**Exercise details:** Repeat each entry in full, exactly.

Data records
** start **

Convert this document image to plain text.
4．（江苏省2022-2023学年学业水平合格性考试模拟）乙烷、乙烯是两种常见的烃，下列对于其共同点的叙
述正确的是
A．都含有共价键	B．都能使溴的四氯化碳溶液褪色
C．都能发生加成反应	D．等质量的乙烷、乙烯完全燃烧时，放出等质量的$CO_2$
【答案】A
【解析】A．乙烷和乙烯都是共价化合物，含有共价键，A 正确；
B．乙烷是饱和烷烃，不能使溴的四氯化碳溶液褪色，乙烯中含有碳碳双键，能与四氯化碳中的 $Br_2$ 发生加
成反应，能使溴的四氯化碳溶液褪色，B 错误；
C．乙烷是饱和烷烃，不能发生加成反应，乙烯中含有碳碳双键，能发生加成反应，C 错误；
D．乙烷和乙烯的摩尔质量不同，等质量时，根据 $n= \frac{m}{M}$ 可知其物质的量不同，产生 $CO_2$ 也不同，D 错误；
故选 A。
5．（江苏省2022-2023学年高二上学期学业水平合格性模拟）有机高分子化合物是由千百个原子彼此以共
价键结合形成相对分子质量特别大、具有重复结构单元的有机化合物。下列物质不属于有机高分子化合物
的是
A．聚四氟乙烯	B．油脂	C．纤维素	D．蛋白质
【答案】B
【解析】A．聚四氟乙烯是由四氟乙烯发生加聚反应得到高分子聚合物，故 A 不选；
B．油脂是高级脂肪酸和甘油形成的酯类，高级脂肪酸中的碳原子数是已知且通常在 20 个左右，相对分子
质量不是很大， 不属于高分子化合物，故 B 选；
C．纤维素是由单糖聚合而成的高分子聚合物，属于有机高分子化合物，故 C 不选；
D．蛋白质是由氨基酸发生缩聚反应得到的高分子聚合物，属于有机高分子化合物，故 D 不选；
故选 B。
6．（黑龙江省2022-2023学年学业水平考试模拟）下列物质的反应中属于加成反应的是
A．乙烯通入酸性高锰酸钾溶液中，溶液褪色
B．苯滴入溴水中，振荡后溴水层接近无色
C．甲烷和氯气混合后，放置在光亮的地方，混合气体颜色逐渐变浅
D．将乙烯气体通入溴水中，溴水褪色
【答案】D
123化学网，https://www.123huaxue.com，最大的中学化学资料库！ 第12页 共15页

** end **

**Output:**
Convert this document image to plain text.
4．（江苏省2022-2023学年学业水平合格性考试模拟）乙烷、乙烯是两种常见的烃，下列对于其共同点的叙
述正确的是
A．都含有共价键	B．都能使溴的四氯化碳溶液褪色
C．都能发生加成反应	D．等质量的乙烷、乙烯完全燃烧时，放出等质量的$CO_2$
【答案】A
【解析】A．乙烷和乙烯都是共价化合物，含有共价键，A 正确；
B．乙烷是饱和烷烃，不能使溴的四氯化碳溶液褪色，乙烯中含有碳碳双键，能与四氯化碳中的 $Br_2$ 发生加
成反应，能使溴的四氯化碳溶液褪色，B 错误；
C．乙烷是饱和烷烃，不能发生加成反应，乙烯中含有碳碳双键，能发生加成反应，C 错误；
D．乙烷和乙烯的摩尔质量不同，等质量时，根据 $n= \frac{m}{M}$ 可知其物质的量不同，产生 $CO_2$ 也不同，D 错误；
故选 A。
5．（江苏省2022-2023学年高二上学期学业水平合格性模拟）有机高分子化合物是由千百个原子彼此以共
价键结合形成相对分子质量特别大、具有重复结构单元的有机化合物。下列物质不属于有机高分子化合物
的是
A．聚四氟乙烯	B．油脂	C．纤维素	D．蛋白质
【答案】B
【解析】A．聚四氟乙烯是由四氟乙烯发生加聚反应得到高分子聚合物，故 A 不选；
B．油脂是高级脂肪酸和甘油形成的酯类，高级脂肪酸中的碳原子数是已知且通常在 20 个左右，相对分子
质量不是很大， 不属于高分子化合物，故 B 选；
C．纤维素是由单糖聚合而成的高分子聚合物，属于有机高分子化合物，故 C 不选；
D．蛋白质是由氨基酸发生缩聚反应得到的高分子聚合物，属于有机高分子化合物，故 D 不选；
故选 B。
6．（黑龙江省2022-2023学年学业水平考试模拟）下列物质的反应中属于加成反应的是
A．乙烯通入酸性高锰酸钾溶液中，溶液褪色
B．苯滴入溴水中，振荡后溴水层接近无色
C．甲烷和氯气混合后，放置在光亮的地方，混合气体颜色逐渐变浅
D．将乙烯气体通入溴水中，溴水褪色
【答案】D
123化学网，https://www.123huaxue.com，最大的中学化学资料库！ 第12页 共15页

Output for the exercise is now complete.